┌─ Extract to read

Fuse the functionality used in both `_merge_histogram` and the newly created `_assimilate_histogram`
Is your feature request related to a problem? Please describe. In an effort to adhere to the goal of achieving a clear paradigm of one, easy to understand, path for each of the following tasks for profiling: Updating, Getting, and Merging This issue focuses on clearing up the path to defining how to merge a profile (or parts of a profile) with a singular function path to achieving this goal.
The problem this issue addresses is the use of both _merge_histogram and the newly created _assimilate_histogram as well as other merging processes within the dataprofiler that repeat functionality/have overlapping goals for input and output.
An example of a fix for achieving this paradigm is as follows:
We have implemented a much better way to put information from two histograms together with the creation of _assimilate_histogram and we should be able to use that function throughout the code while also achieving the previously desired functionality of _merge_histograms. We can see the old way of doing this in numerical_column_stats.py on line 1286. This recreates the histogram data which is more memory intensive than doing it the way we do in _assimilate_histogram.
Describe the outcome you'd like: I would like a singular path to merging profiles and their information that achieves the success of all currently existing functions usage.
Additional context:
For detail behind _assimilate_histogram the PR:
https://github.com/capitalone/DataProfiler/pull/815
Implements the more memory optimized solution
Summary of the new paradigm for histograms.
merge: (Built histogram + built histogram) update: (new data -> get hist on new data-> built histogram) + (existing built histogram)
All calculations should have a get, update, and merge.
Where get -> calcs from raw data.
merge -> takes two existing calcs and merges them
update -> takes in new data to add; get + merge

└─
┌─ Extracted records

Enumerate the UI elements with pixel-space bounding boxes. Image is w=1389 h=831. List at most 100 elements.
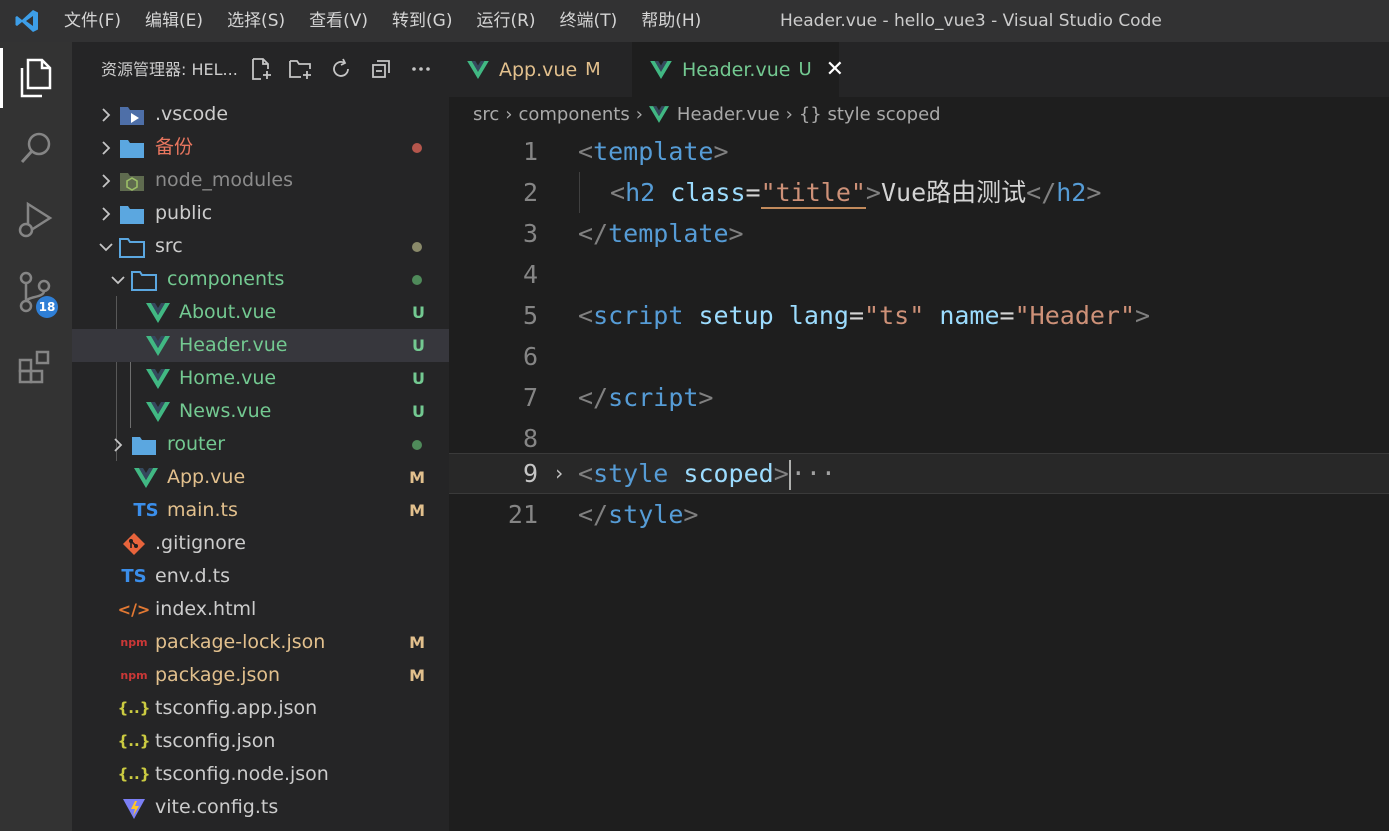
html-file-icon: </> xyxy=(117,600,151,619)
typescript-file-icon: TS xyxy=(133,500,159,521)
vscode-folder-icon xyxy=(118,98,146,131)
breadcrumb-file[interactable]: Header.vue xyxy=(677,104,780,125)
tree-item-tsconfig-node-json[interactable]: {..} tsconfig.node.json xyxy=(72,758,449,791)
tree-item-label: main.ts xyxy=(167,499,238,521)
collapse-all-icon[interactable] xyxy=(368,56,394,82)
more-actions-icon[interactable] xyxy=(408,56,434,82)
chevron-right-icon xyxy=(98,164,114,197)
fold-chevron-right-icon[interactable]: › xyxy=(553,454,565,493)
refresh-icon[interactable] xyxy=(328,56,354,82)
tree-item-about-vue[interactable]: About.vue U xyxy=(72,296,449,329)
menu-run[interactable]: 运行(R) xyxy=(464,0,547,42)
tree-item-label: Header.vue xyxy=(179,334,288,356)
tab-label: Header.vue xyxy=(682,58,791,81)
tree-item-label: router xyxy=(167,433,226,455)
code-line-current: 9 › <style scoped>··· xyxy=(449,453,1389,494)
tree-item-header-vue[interactable]: Header.vue U xyxy=(72,329,449,362)
tree-item-gitignore[interactable]: .gitignore xyxy=(72,527,449,560)
explorer-title: 资源管理器: HEL... xyxy=(101,60,238,79)
vue-file-icon xyxy=(144,329,172,362)
tree-item-tsconfig-json[interactable]: {..} tsconfig.json xyxy=(72,725,449,758)
folder-icon xyxy=(130,428,158,461)
git-file-icon xyxy=(120,527,148,560)
new-folder-icon[interactable] xyxy=(288,56,314,82)
source-control-icon[interactable]: 18 xyxy=(0,258,72,326)
chevron-down-icon xyxy=(98,230,114,263)
line-number: 5 xyxy=(522,301,538,330)
tree-item-label: tsconfig.json xyxy=(155,730,276,752)
menu-help[interactable]: 帮助(H) xyxy=(629,0,713,42)
tab-header-vue[interactable]: Header.vue U ✕ xyxy=(632,42,844,97)
new-file-icon[interactable] xyxy=(248,56,274,82)
untracked-dot-icon xyxy=(412,275,422,285)
tab-app-vue[interactable]: App.vue M xyxy=(449,42,632,97)
tree-item-app-vue[interactable]: App.vue M xyxy=(72,461,449,494)
tab-untracked-status: U xyxy=(798,59,812,80)
menu-bar: 文件(F) 编辑(E) 选择(S) 查看(V) 转到(G) 运行(R) 终端(T… xyxy=(54,0,713,42)
tree-item-env-d-ts[interactable]: TS env.d.ts xyxy=(72,560,449,593)
vscode-logo-icon xyxy=(0,0,54,42)
menu-selection[interactable]: 选择(S) xyxy=(215,0,297,42)
menu-terminal[interactable]: 终端(T) xyxy=(548,0,630,42)
untracked-status: U xyxy=(412,402,425,421)
code-line: 1 <template> xyxy=(449,131,1389,172)
tree-item-components[interactable]: components xyxy=(72,263,449,296)
tree-item-router[interactable]: router xyxy=(72,428,449,461)
tree-item-label: node_modules xyxy=(155,169,294,191)
json-file-icon: {..} xyxy=(117,732,151,750)
line-number: 6 xyxy=(522,342,538,371)
breadcrumb: src › components › Header.vue › {} style… xyxy=(449,97,1389,131)
menu-view[interactable]: 查看(V) xyxy=(297,0,380,42)
chevron-right-icon xyxy=(98,131,114,164)
tree-item-tsconfig-app-json[interactable]: {..} tsconfig.app.json xyxy=(72,692,449,725)
tree-item-label: env.d.ts xyxy=(155,565,230,587)
vue-file-icon xyxy=(144,362,172,395)
npm-file-icon: npm xyxy=(120,669,148,682)
line-number: 2 xyxy=(522,178,538,207)
extensions-icon[interactable] xyxy=(0,332,72,400)
source-control-badge: 18 xyxy=(36,296,58,318)
breadcrumb-src[interactable]: src xyxy=(473,104,499,125)
tree-item-vite-config-ts[interactable]: vite.config.ts xyxy=(72,791,449,824)
untracked-status: U xyxy=(412,336,425,355)
close-icon[interactable]: ✕ xyxy=(826,57,844,82)
modified-dot-icon xyxy=(412,242,422,252)
menu-go[interactable]: 转到(G) xyxy=(380,0,464,42)
breadcrumb-components[interactable]: components xyxy=(518,104,629,125)
tree-item-package-lock-json[interactable]: npm package-lock.json M xyxy=(72,626,449,659)
tree-item-node-modules[interactable]: node_modules xyxy=(72,164,449,197)
tree-item-index-html[interactable]: </> index.html xyxy=(72,593,449,626)
tree-item-home-vue[interactable]: Home.vue U xyxy=(72,362,449,395)
line-number: 9 xyxy=(522,459,538,488)
tree-item-package-json[interactable]: npm package.json M xyxy=(72,659,449,692)
code-line: 6 xyxy=(449,336,1389,377)
explorer-header: 资源管理器: HEL... xyxy=(72,42,449,98)
code-line: 2 <h2 class="title">Vue路由测试</h2> xyxy=(449,172,1389,213)
code-editor[interactable]: 1 <template> 2 <h2 class="title">Vue路由测试… xyxy=(449,131,1389,831)
tree-item-src[interactable]: src xyxy=(72,230,449,263)
tree-item-backup[interactable]: 备份 xyxy=(72,131,449,164)
tree-item-news-vue[interactable]: News.vue U xyxy=(72,395,449,428)
tab-label: App.vue xyxy=(499,58,578,81)
folded-ellipsis[interactable]: ··· xyxy=(791,459,836,488)
line-number: 1 xyxy=(522,137,538,166)
untracked-status: U xyxy=(412,303,425,322)
tree-item-vscode[interactable]: .vscode xyxy=(72,98,449,131)
tree-item-main-ts[interactable]: TS main.ts M xyxy=(72,494,449,527)
explorer-icon[interactable] xyxy=(0,44,72,112)
folder-icon xyxy=(118,197,146,230)
tree-item-label: App.vue xyxy=(167,466,246,488)
line-number: 21 xyxy=(507,500,538,529)
untracked-status: U xyxy=(412,369,425,388)
breadcrumb-symbol[interactable]: {} style scoped xyxy=(799,104,941,125)
vue-file-icon xyxy=(648,105,669,123)
tree-item-label: Home.vue xyxy=(179,367,277,389)
search-icon[interactable] xyxy=(0,114,72,182)
tree-item-label: .gitignore xyxy=(155,532,246,554)
run-debug-icon[interactable] xyxy=(0,186,72,254)
tree-item-public[interactable]: public xyxy=(72,197,449,230)
menu-edit[interactable]: 编辑(E) xyxy=(133,0,215,42)
vue-file-icon xyxy=(144,296,172,329)
folder-open-icon xyxy=(130,263,158,296)
menu-file[interactable]: 文件(F) xyxy=(54,0,133,42)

└─

● **To do**
1. Answer these questions about the histogram-merging issue:
(a) Which file and line number show the old way of merging histograms?
(b) Which three profiling tasks should each have one clear path?
(c) In the summary of the new paradigm, what does "get" do?
2. Output the stretch of the records from the line that contains "html-file-icon: </> xyxy=(117,600,151,619)" through the line that contains "chevron-right-icon xyxy=(98,164,114,197)", reproducing each line exactly.
The text and the records come from unrelated sources.

● **Responses**
1.
(a) numerical_column_stats.py, line 1286.
(b) Updating, Getting, and Merging.
(c) It calculates from raw data.

2.
html-file-icon: </> xyxy=(117,600,151,619)
typescript-file-icon: TS xyxy=(133,500,159,521)
vscode-folder-icon xyxy=(118,98,146,131)
breadcrumb-file[interactable]: Header.vue xyxy=(677,104,780,125)
tree-item-tsconfig-node-json[interactable]: {..} tsconfig.node.json xyxy=(72,758,449,791)
tree-item-label: main.ts xyxy=(167,499,238,521)
collapse-all-icon[interactable] xyxy=(368,56,394,82)
more-actions-icon[interactable] xyxy=(408,56,434,82)
chevron-right-icon xyxy=(98,164,114,197)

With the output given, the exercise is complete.